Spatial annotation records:

■ ■ ■ ■ ■

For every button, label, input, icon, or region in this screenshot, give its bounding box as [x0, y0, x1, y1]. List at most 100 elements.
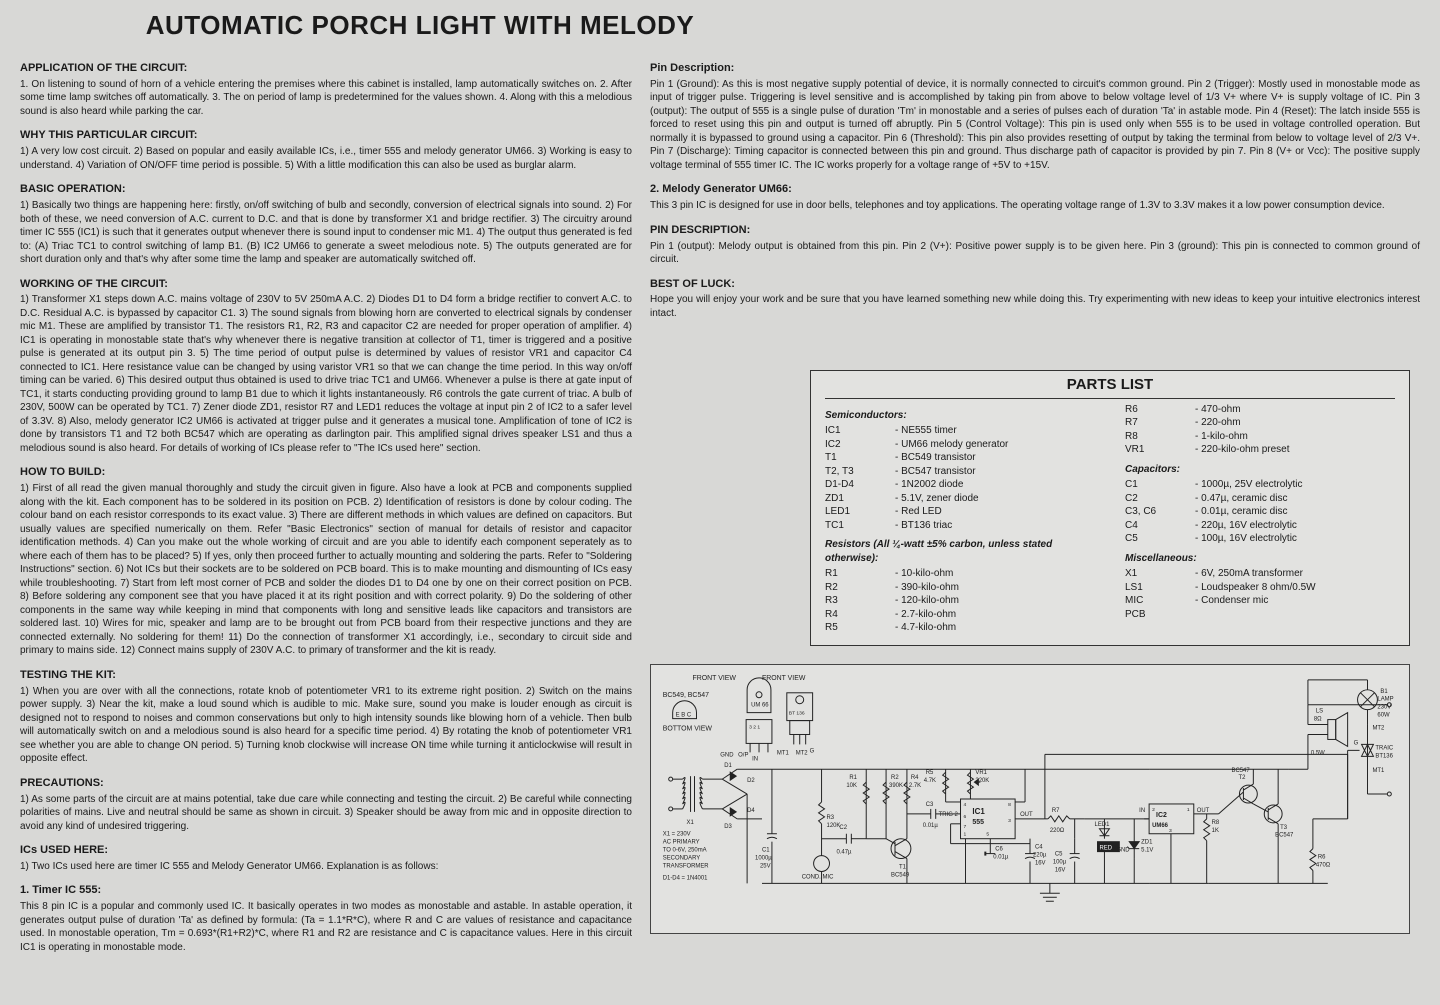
parts-val — [1195, 608, 1395, 622]
parts-row: T2, T3- BC547 transistor — [825, 465, 1095, 479]
parts-row: C1- 1000µ, 25V electrolytic — [1125, 478, 1395, 492]
svg-text:1: 1 — [963, 831, 966, 837]
svg-text:RED: RED — [1099, 845, 1112, 851]
parts-ref: IC1 — [825, 424, 895, 438]
parts-ref: R2 — [825, 581, 895, 595]
svg-text:IC1: IC1 — [972, 807, 985, 816]
parts-misc-head: Miscellaneous: — [1125, 552, 1395, 566]
svg-text:230V: 230V — [1377, 704, 1391, 710]
svg-text:BC549: BC549 — [891, 872, 910, 878]
svg-text:390K: 390K — [889, 783, 903, 789]
svg-text:2: 2 — [1152, 807, 1155, 813]
svg-text:T1: T1 — [899, 864, 907, 870]
svg-text:16V: 16V — [1035, 860, 1046, 866]
parts-left-col: Semiconductors: IC1- NE555 timerIC2- UM6… — [825, 403, 1095, 635]
parts-ref: R4 — [825, 608, 895, 622]
section-heading-testing: TESTING THE KIT: — [20, 668, 632, 683]
parts-val: - BC547 transistor — [895, 465, 1095, 479]
parts-val: - NE555 timer — [895, 424, 1095, 438]
body-testing: 1) When you are over with all the connec… — [20, 685, 632, 766]
parts-right-col: R6- 470-ohmR7- 220-ohmR8- 1-kilo-ohmVR1-… — [1125, 403, 1395, 635]
parts-val: - 470-ohm — [1195, 403, 1395, 417]
parts-val: - 6V, 250mA transformer — [1195, 567, 1395, 581]
schematic-in: IN — [752, 756, 758, 762]
parts-val: - 2.7-kilo-ohm — [895, 608, 1095, 622]
parts-ref: LS1 — [1125, 581, 1195, 595]
body-ics: 1) Two ICs used here are timer IC 555 an… — [20, 860, 632, 874]
parts-val: - 120-kilo-ohm — [895, 594, 1095, 608]
section-heading-working: WORKING OF THE CIRCUIT: — [20, 277, 632, 292]
parts-val: - 220-kilo-ohm preset — [1195, 443, 1395, 457]
svg-text:120K: 120K — [827, 823, 841, 829]
parts-row: VR1- 220-kilo-ohm preset — [1125, 443, 1395, 457]
svg-text:1K: 1K — [1212, 827, 1219, 833]
body-pindesc: Pin 1 (Ground): As this is most negative… — [650, 78, 1420, 173]
svg-text:16V: 16V — [1055, 867, 1066, 873]
schematic-op: O/P — [738, 752, 748, 758]
parts-val: - Condenser mic — [1195, 594, 1395, 608]
section-heading-555: 1. Timer IC 555: — [20, 883, 632, 898]
svg-text:100µ: 100µ — [1053, 859, 1067, 865]
svg-text:1000µ: 1000µ — [755, 855, 772, 861]
schematic-g: G — [810, 748, 815, 754]
svg-text:C1: C1 — [762, 847, 770, 853]
section-heading-precautions: PRECAUTIONS: — [20, 776, 632, 791]
svg-text:SECONDARY: SECONDARY — [663, 855, 701, 861]
parts-list-box: PARTS LIST Semiconductors: IC1- NE555 ti… — [810, 370, 1410, 645]
svg-text:C6: C6 — [995, 846, 1003, 852]
svg-text:MT2: MT2 — [1372, 725, 1384, 731]
svg-text:C3: C3 — [926, 802, 934, 808]
svg-text:D2: D2 — [747, 778, 755, 784]
parts-row: R2- 390-kilo-ohm — [825, 581, 1095, 595]
svg-text:5.1V: 5.1V — [1141, 847, 1153, 853]
body-why: 1) A very low cost circuit. 2) Based on … — [20, 145, 632, 172]
parts-ref: IC2 — [825, 438, 895, 452]
svg-text:G: G — [1354, 740, 1359, 746]
svg-text:3: 3 — [1008, 818, 1011, 824]
right-column: Pin Description: Pin 1 (Ground): As this… — [650, 51, 1420, 958]
svg-text:TRANSFORMER: TRANSFORMER — [663, 863, 710, 869]
parts-row: C2- 0.47µ, ceramic disc — [1125, 492, 1395, 506]
parts-ref: R7 — [1125, 416, 1195, 430]
parts-cap-head: Capacitors: — [1125, 463, 1395, 477]
svg-text:BT136: BT136 — [1375, 753, 1393, 759]
parts-row: R6- 470-ohm — [1125, 403, 1395, 417]
parts-ref: R6 — [1125, 403, 1195, 417]
svg-text:LS: LS — [1316, 708, 1323, 714]
svg-text:220Ω: 220Ω — [1050, 827, 1065, 833]
svg-text:TRIG 2: TRIG 2 — [939, 812, 958, 818]
parts-ref: C1 — [1125, 478, 1195, 492]
parts-row: R1- 10-kilo-ohm — [825, 567, 1095, 581]
parts-ref: R1 — [825, 567, 895, 581]
svg-text:1: 1 — [1187, 807, 1190, 813]
parts-val: - 100µ, 16V electrolytic — [1195, 532, 1395, 546]
parts-row: C4- 220µ, 16V electrolytic — [1125, 519, 1395, 533]
schematic-gnd: GND — [720, 752, 733, 758]
parts-ref: PCB — [1125, 608, 1195, 622]
parts-row: ZD1- 5.1V, zener diode — [825, 492, 1095, 506]
parts-val: - 0.01µ, ceramic disc — [1195, 505, 1395, 519]
parts-val: - BT136 triac — [895, 519, 1095, 533]
svg-text:6: 6 — [963, 814, 966, 820]
schematic-label: FRONT VIEW — [762, 675, 806, 682]
svg-text:OUT: OUT — [1197, 808, 1210, 814]
svg-text:OUT: OUT — [1020, 812, 1033, 818]
svg-text:0.47µ: 0.47µ — [836, 849, 852, 855]
parts-row: IC1- NE555 timer — [825, 424, 1095, 438]
parts-val: - UM66 melody generator — [895, 438, 1095, 452]
svg-text:4: 4 — [963, 802, 966, 808]
parts-ref: C4 — [1125, 519, 1195, 533]
section-heading-ics: ICs USED HERE: — [20, 843, 632, 858]
svg-text:VR1: VR1 — [975, 770, 987, 776]
left-column: APPLICATION OF THE CIRCUIT: 1. On listen… — [20, 51, 632, 958]
parts-list-title: PARTS LIST — [825, 375, 1395, 398]
parts-row: LS1- Loudspeaker 8 ohm/0.5W — [1125, 581, 1395, 595]
parts-ref: R5 — [825, 621, 895, 635]
svg-text:C2: C2 — [839, 824, 847, 830]
svg-text:D1: D1 — [724, 763, 732, 769]
body-555: This 8 pin IC is a popular and commonly … — [20, 900, 632, 954]
body-um66: This 3 pin IC is designed for use in doo… — [650, 199, 1420, 213]
svg-text:2.7K: 2.7K — [909, 783, 921, 789]
section-heading-application: APPLICATION OF THE CIRCUIT: — [20, 61, 632, 76]
parts-val: - 220-ohm — [1195, 416, 1395, 430]
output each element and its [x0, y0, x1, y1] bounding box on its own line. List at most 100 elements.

■ ■ ■ ■ ■

What is required:
Write out the material above line for line, without the picture.

Written solution:
For every button, label, input, icon, or region in this screenshot, give its bounding box as [x0, y0, x1, y1]. List at most 100 elements.
parts-val — [1195, 608, 1395, 622]
parts-row: T2, T3- BC547 transistor — [825, 465, 1095, 479]
parts-row: C1- 1000µ, 25V electrolytic — [1125, 478, 1395, 492]
svg-text:1: 1 — [963, 831, 966, 837]
svg-text:RED: RED — [1099, 845, 1112, 851]
parts-ref: IC1 — [825, 424, 895, 438]
parts-ref: R2 — [825, 581, 895, 595]
svg-text:IC1: IC1 — [972, 807, 985, 816]
parts-misc-head: Miscellaneous: — [1125, 552, 1395, 566]
svg-text:230V: 230V — [1377, 704, 1391, 710]
svg-text:BC549: BC549 — [891, 872, 910, 878]
svg-text:390K: 390K — [889, 783, 903, 789]
svg-text:2: 2 — [1152, 807, 1155, 813]
svg-text:T1: T1 — [899, 864, 907, 870]
svg-text:16V: 16V — [1035, 860, 1046, 866]
parts-left-col: Semiconductors: IC1- NE555 timerIC2- UM6… — [825, 403, 1095, 635]
parts-ref: R4 — [825, 608, 895, 622]
section-heading-testing: TESTING THE KIT: — [20, 668, 632, 683]
parts-val: - BC547 transistor — [895, 465, 1095, 479]
parts-val: - NE555 timer — [895, 424, 1095, 438]
body-testing: 1) When you are over with all the connec… — [20, 685, 632, 766]
parts-right-col: R6- 470-ohmR7- 220-ohmR8- 1-kilo-ohmVR1-… — [1125, 403, 1395, 635]
parts-val: - 470-ohm — [1195, 403, 1395, 417]
parts-val: - 6V, 250mA transformer — [1195, 567, 1395, 581]
schematic-in: IN — [752, 756, 758, 762]
parts-val: - 2.7-kilo-ohm — [895, 608, 1095, 622]
parts-ref: LS1 — [1125, 581, 1195, 595]
body-ics: 1) Two ICs used here are timer IC 555 an… — [20, 860, 632, 874]
parts-val: - 120-kilo-ohm — [895, 594, 1095, 608]
section-heading-working: WORKING OF THE CIRCUIT: — [20, 277, 632, 292]
parts-val: - 220-kilo-ohm preset — [1195, 443, 1395, 457]
svg-text:120K: 120K — [827, 823, 841, 829]
parts-row: VR1- 220-kilo-ohm preset — [1125, 443, 1395, 457]
svg-text:1K: 1K — [1212, 827, 1219, 833]
body-pindesc: Pin 1 (Ground): As this is most negative… — [650, 78, 1420, 173]
svg-text:16V: 16V — [1055, 867, 1066, 873]
schematic-op: O/P — [738, 752, 748, 758]
parts-val: - Condenser mic — [1195, 594, 1395, 608]
section-heading-555: 1. Timer IC 555: — [20, 883, 632, 898]
svg-text:100µ: 100µ — [1053, 859, 1067, 865]
svg-text:1000µ: 1000µ — [755, 855, 772, 861]
schematic-g: G — [810, 748, 815, 754]
svg-text:C1: C1 — [762, 847, 770, 853]
section-heading-precautions: PRECAUTIONS: — [20, 776, 632, 791]
svg-text:SECONDARY: SECONDARY — [663, 855, 701, 861]
parts-list-box: PARTS LIST Semiconductors: IC1- NE555 ti… — [810, 370, 1410, 645]
svg-text:C6: C6 — [995, 846, 1003, 852]
svg-text:MT2: MT2 — [1372, 725, 1384, 731]
svg-text:C3: C3 — [926, 802, 934, 808]
svg-text:D2: D2 — [747, 778, 755, 784]
parts-row: R2- 390-kilo-ohm — [825, 581, 1095, 595]
svg-text:5.1V: 5.1V — [1141, 847, 1153, 853]
body-why: 1) A very low cost circuit. 2) Based on … — [20, 145, 632, 172]
parts-ref: IC2 — [825, 438, 895, 452]
svg-text:G: G — [1354, 740, 1359, 746]
svg-text:3: 3 — [1008, 818, 1011, 824]
right-column: Pin Description: Pin 1 (Ground): As this… — [650, 51, 1420, 958]
svg-text:TRANSFORMER: TRANSFORMER — [663, 863, 710, 869]
parts-row: C2- 0.47µ, ceramic disc — [1125, 492, 1395, 506]
parts-ref: R7 — [1125, 416, 1195, 430]
parts-cap-head: Capacitors: — [1125, 463, 1395, 477]
svg-text:BT136: BT136 — [1375, 753, 1393, 759]
parts-row: R6- 470-ohm — [1125, 403, 1395, 417]
parts-ref: R6 — [1125, 403, 1195, 417]
svg-text:LS: LS — [1316, 708, 1323, 714]
svg-text:220Ω: 220Ω — [1050, 827, 1065, 833]
svg-text:TRIG 2: TRIG 2 — [939, 812, 958, 818]
parts-ref: C1 — [1125, 478, 1195, 492]
parts-row: R1- 10-kilo-ohm — [825, 567, 1095, 581]
parts-ref: R1 — [825, 567, 895, 581]
svg-text:1: 1 — [1187, 807, 1190, 813]
parts-val: - 100µ, 16V electrolytic — [1195, 532, 1395, 546]
parts-row: C4- 220µ, 16V electrolytic — [1125, 519, 1395, 533]
schematic-gnd: GND — [720, 752, 733, 758]
parts-ref: PCB — [1125, 608, 1195, 622]
parts-row: ZD1- 5.1V, zener diode — [825, 492, 1095, 506]
parts-val: - 0.01µ, ceramic disc — [1195, 505, 1395, 519]
parts-val: - BT136 triac — [895, 519, 1095, 533]
svg-text:6: 6 — [963, 814, 966, 820]
schematic-label: FRONT VIEW — [762, 675, 806, 682]
svg-text:OUT: OUT — [1197, 808, 1210, 814]
svg-text:OUT: OUT — [1020, 812, 1033, 818]
svg-text:0.47µ: 0.47µ — [836, 849, 852, 855]
parts-row: IC1- NE555 timer — [825, 424, 1095, 438]
parts-val: - UM66 melody generator — [895, 438, 1095, 452]
svg-text:4: 4 — [963, 802, 966, 808]
parts-ref: C4 — [1125, 519, 1195, 533]
section-heading-ics: ICs USED HERE: — [20, 843, 632, 858]
svg-text:VR1: VR1 — [975, 770, 987, 776]
left-column: APPLICATION OF THE CIRCUIT: 1. On listen… — [20, 51, 632, 958]
parts-list-title: PARTS LIST — [825, 375, 1395, 398]
parts-row: LS1- Loudspeaker 8 ohm/0.5W — [1125, 581, 1395, 595]
parts-ref: R5 — [825, 621, 895, 635]
svg-text:C2: C2 — [839, 824, 847, 830]
svg-text:D1: D1 — [724, 763, 732, 769]
body-555: This 8 pin IC is a popular and commonly … — [20, 900, 632, 954]
body-um66: This 3 pin IC is designed for use in doo… — [650, 199, 1420, 213]
svg-text:2.7K: 2.7K — [909, 783, 921, 789]
section-heading-application: APPLICATION OF THE CIRCUIT: — [20, 61, 632, 76]
parts-val: - 220-ohm — [1195, 416, 1395, 430]
output each element and its [x0, y0, x1, y1] bounding box on its own line. List at most 100 elements.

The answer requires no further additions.